■ **EXTRACT TO READ**:

On December 26, 1944, Soutter was the first volunteer when General McAuliffe called for medical assistance for the wounded troops who were surrounded at Bastogne in Belgium near the French border. Twelve medical personnel filed into an engineless glider that had been loaded with medical supplies. The glider's towline was picked up by a C47 cargo plane and the aircraft became airborne. Then, the tether line was disengaged and the glider sailed low and silent over the forests of Ardennes. They landed in the middle of a field. The occupants had to wait for a lull in the fighting to leave the glider and then had to run for the medical tent. Soutter and the other medical personnel performed 63 operations in the next 24 hours. Within the next couple of days, the First and Third Army Divisions broke through the enemy perimeter and began to make their way to liberate Bastogne. In mid-January 1945, Soutter and each member of his medical team received the Silver Star (see left below), the second highest military medal awarded, for "conspicuous gallantry in action."

In 2002 the World War II Veterans of the Battle of the Bulge Association named their Worcester chapter after Soutter. After Bastogne, Soutter was attached to the 42nd Field Hospital, where he worked with Corporal James K. Sunshine, Surgical Technician 3rd Platoon. Mr.l Sunshine recounted his World War II experiences and the beginning of a lifelong friendship with Major Soutter in an article originally published under the title "War Stories" in the Providence Sun Journal in 1994.

An account of Soutter and his team's work in Bastogne was published in the Army's That Men Might Live—The Story of the Army Medical Corps.

■ **ACTIVITY 1**: Translate this sentence from the passage about Soutter into Spanish: "Soutter and the other medical personnel performed 63 operations in the next 24 hours."
■ **ACTIVITY 2**: According to the passage about Soutter, how many medical personnel filed into the glider?
■ **ACTIVITY 3**: Quote the stretch of the passage about Soutter from "In 2002 the" through "Army Medical Corps.".
The entries have nothing to do with the work here.

■ **PROVIDED INFORMATION**:
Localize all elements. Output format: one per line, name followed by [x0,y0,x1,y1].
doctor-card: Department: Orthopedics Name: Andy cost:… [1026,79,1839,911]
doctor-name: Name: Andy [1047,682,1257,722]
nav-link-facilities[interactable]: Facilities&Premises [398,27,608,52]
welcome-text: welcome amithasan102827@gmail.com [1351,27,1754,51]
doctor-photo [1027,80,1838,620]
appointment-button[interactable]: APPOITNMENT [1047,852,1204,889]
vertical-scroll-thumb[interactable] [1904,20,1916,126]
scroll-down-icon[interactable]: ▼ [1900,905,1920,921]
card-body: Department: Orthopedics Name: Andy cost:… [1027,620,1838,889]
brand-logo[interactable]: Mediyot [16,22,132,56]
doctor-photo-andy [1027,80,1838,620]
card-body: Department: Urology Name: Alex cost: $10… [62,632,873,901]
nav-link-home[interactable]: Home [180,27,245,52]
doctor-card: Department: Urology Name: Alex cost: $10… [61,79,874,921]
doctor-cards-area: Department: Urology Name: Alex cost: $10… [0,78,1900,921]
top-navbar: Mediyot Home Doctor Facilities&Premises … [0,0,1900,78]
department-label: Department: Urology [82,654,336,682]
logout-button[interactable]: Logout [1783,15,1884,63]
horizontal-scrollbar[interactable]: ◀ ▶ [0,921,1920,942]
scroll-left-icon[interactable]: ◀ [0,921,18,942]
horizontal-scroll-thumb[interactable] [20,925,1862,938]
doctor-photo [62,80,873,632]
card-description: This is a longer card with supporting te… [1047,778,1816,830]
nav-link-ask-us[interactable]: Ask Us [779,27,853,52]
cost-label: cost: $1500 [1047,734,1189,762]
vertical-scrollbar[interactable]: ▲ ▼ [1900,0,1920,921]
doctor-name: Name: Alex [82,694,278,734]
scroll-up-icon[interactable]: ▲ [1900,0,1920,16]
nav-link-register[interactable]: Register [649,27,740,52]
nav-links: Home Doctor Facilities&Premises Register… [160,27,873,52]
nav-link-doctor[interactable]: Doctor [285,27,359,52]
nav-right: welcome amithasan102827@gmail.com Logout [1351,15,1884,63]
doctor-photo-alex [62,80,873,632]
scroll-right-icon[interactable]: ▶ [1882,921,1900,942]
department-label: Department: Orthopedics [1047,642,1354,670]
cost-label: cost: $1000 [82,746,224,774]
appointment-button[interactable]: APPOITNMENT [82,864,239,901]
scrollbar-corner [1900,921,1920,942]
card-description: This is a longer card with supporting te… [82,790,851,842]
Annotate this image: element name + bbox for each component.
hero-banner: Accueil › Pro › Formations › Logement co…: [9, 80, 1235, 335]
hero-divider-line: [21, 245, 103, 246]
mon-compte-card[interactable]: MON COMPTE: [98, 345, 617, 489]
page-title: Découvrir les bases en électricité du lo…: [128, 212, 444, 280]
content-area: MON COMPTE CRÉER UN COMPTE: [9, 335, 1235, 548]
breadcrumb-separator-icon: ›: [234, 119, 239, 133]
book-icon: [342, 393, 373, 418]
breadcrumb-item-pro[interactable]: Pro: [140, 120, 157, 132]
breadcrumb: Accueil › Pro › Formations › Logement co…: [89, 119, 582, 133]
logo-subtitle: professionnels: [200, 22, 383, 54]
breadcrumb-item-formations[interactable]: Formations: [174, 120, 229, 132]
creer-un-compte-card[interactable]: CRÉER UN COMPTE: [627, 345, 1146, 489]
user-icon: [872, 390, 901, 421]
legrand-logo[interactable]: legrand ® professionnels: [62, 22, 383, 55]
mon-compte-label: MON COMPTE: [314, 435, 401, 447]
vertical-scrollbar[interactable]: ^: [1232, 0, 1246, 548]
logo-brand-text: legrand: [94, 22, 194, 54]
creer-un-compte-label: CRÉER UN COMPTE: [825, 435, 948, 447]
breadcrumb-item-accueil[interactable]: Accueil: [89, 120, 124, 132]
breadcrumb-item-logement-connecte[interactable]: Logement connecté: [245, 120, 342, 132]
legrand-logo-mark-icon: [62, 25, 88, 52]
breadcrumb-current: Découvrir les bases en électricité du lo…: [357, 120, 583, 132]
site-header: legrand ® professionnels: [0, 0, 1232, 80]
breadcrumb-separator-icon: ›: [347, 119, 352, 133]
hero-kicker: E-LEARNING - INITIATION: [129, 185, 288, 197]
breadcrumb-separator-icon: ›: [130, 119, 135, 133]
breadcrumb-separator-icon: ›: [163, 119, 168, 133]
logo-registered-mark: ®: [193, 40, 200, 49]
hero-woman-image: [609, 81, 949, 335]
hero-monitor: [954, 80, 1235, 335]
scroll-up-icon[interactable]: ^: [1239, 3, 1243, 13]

■ **EXERCISE RESULT 1**: Soutter y el resto del personal médico realizaron 63 operaciones en las 24 horas siguientes.

■ **EXERCISE RESULT 2**: Twelve.

■ **EXERCISE RESULT 3**:
In 2002 the World War II Veterans of the Battle of the Bulge Association named their Worcester chapter after Soutter. After Bastogne, Soutter was attached to the 42nd Field Hospital, where he worked with Corporal James K. Sunshine, Surgical Technician 3rd Platoon. Mr.l Sunshine recounted his World War II experiences and the beginning of a lifelong friendship with Major Soutter in an article originally published under the title "War Stories" in the Providence Sun Journal in 1994.

An account of Soutter and his team's work in Bastogne was published in the Army's That Men Might Live—The Story of the Army Medical Corps.